• [Data for this task]:
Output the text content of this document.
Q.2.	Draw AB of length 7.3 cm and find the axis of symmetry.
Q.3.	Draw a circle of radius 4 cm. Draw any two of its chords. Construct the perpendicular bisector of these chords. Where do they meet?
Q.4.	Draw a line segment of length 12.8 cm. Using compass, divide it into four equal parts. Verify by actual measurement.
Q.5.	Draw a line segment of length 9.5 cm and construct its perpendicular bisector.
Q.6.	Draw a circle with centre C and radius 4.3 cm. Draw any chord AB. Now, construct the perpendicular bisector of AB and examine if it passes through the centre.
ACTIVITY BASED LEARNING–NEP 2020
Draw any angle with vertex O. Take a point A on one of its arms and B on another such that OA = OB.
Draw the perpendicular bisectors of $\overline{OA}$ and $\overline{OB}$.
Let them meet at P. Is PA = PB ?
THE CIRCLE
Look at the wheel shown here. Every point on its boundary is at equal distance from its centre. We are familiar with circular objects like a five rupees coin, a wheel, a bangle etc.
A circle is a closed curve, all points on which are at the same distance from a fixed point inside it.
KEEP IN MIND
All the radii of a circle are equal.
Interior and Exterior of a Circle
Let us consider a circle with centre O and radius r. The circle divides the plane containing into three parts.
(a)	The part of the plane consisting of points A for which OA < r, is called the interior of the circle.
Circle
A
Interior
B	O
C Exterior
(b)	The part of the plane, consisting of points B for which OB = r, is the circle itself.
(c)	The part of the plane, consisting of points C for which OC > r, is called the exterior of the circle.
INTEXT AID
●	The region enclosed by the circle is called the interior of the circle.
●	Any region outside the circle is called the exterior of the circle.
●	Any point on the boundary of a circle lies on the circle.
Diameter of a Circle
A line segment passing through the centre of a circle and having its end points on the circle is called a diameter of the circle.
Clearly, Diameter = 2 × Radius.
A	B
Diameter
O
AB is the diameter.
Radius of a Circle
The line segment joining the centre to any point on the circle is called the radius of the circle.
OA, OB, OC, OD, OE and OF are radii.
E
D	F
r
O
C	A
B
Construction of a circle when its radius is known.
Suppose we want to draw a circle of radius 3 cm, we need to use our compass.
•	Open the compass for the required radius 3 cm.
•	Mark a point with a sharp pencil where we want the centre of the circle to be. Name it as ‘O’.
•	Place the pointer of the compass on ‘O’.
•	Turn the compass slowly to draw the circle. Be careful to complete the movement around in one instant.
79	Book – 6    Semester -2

• [Requirement]:
Spot every line that holds "want" and copy it.

• [Written solution]:
Suppose we want to draw a circle of radius 3 cm, we need to use our compass.
•	Mark a point with a sharp pencil where we want the centre of the circle to be. Name it as ‘O’.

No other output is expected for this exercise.